• [Written request]: Look through the data below and return each line where "artigos" appears.

• [Supplied data]:
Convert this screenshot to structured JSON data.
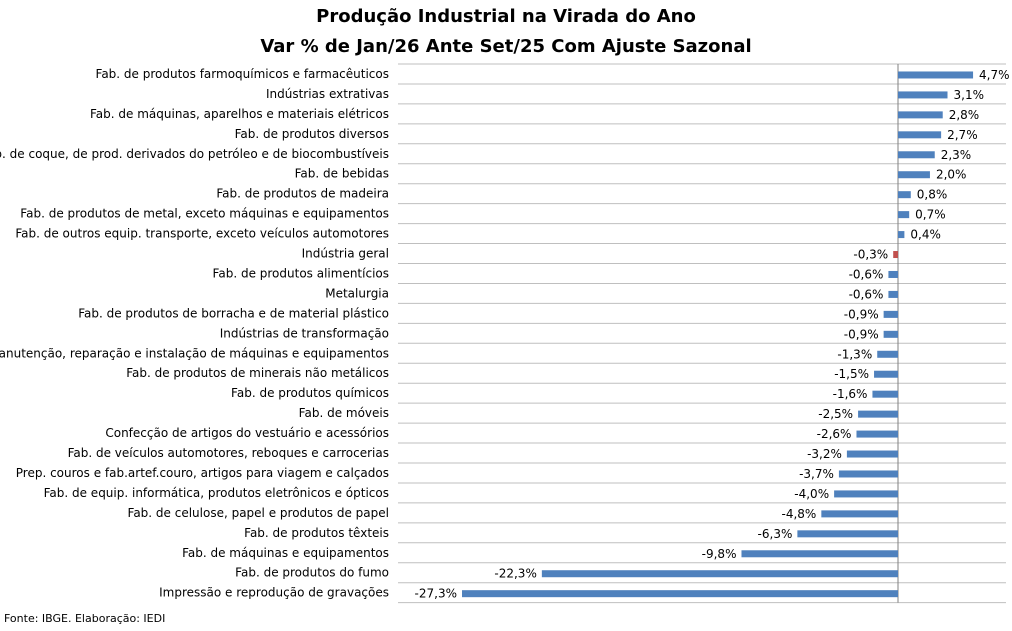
{
  "chart_data": {
    "type": "bar",
    "orientation": "horizontal",
    "title": "Produção Industrial na Virada do Ano",
    "subtitle": "Var % de Jan/26 Ante Set/25 Com Ajuste Sazonal",
    "xlabel": "",
    "ylabel": "",
    "xlim": [
      -28,
      5
    ],
    "grid": true,
    "series": [
      {
        "name": "Var %",
        "categories": [
          "Fab. de produtos farmoquímicos e farmacêuticos",
          "Indústrias extrativas",
          "Fab. de máquinas, aparelhos e materiais elétricos",
          "Fab. de produtos diversos",
          "Fab. de coque, de prod. derivados do petróleo e de biocombustíveis",
          "Fab. de bebidas",
          "Fab. de produtos de madeira",
          "Fab. de produtos de metal, exceto máquinas e equipamentos",
          "Fab. de outros equip. transporte, exceto veículos automotores",
          "Indústria geral",
          "Fab. de produtos alimentícios",
          "Metalurgia",
          "Fab. de produtos de borracha e de material plástico",
          "Indústrias de transformação",
          "Manutenção, reparação e instalação de máquinas e equipamentos",
          "Fab. de produtos de minerais não metálicos",
          "Fab. de produtos químicos",
          "Fab. de móveis",
          "Confecção de artigos do vestuário e acessórios",
          "Fab. de veículos automotores, reboques e carrocerias",
          "Prep. couros e fab.artef.couro, artigos para viagem e calçados",
          "Fab. de equip. informática, produtos eletrônicos e ópticos",
          "Fab. de celulose, papel e produtos de papel",
          "Fab. de produtos têxteis",
          "Fab. de máquinas e equipamentos",
          "Fab. de produtos do fumo",
          "Impressão e reprodução de gravações"
        ],
        "values": [
          4.7,
          3.1,
          2.8,
          2.7,
          2.3,
          2.0,
          0.8,
          0.7,
          0.4,
          -0.3,
          -0.6,
          -0.6,
          -0.9,
          -0.9,
          -1.3,
          -1.5,
          -1.6,
          -2.5,
          -2.6,
          -3.2,
          -3.7,
          -4.0,
          -4.8,
          -6.3,
          -9.8,
          -22.3,
          -27.3
        ],
        "labels": [
          "4,7%",
          "3,1%",
          "2,8%",
          "2,7%",
          "2,3%",
          "2,0%",
          "0,8%",
          "0,7%",
          "0,4%",
          "-0,3%",
          "-0,6%",
          "-0,6%",
          "-0,9%",
          "-0,9%",
          "-1,3%",
          "-1,5%",
          "-1,6%",
          "-2,5%",
          "-2,6%",
          "-3,2%",
          "-3,7%",
          "-4,0%",
          "-4,8%",
          "-6,3%",
          "-9,8%",
          "-22,3%",
          "-27,3%"
        ],
        "highlight_index": 9
      }
    ],
    "colors": {
      "bar": "#4F81BD",
      "highlight": "#C0504D",
      "grid": "#BFBFBF",
      "axis": "#808080"
    }
  },
  "source": "Fonte: IBGE. Elaboração: IEDI"
}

• [Written solution]:
          "Confecção de artigos do vestuário e acessórios",
          "Prep. couros e fab.artef.couro, artigos para viagem e calçados",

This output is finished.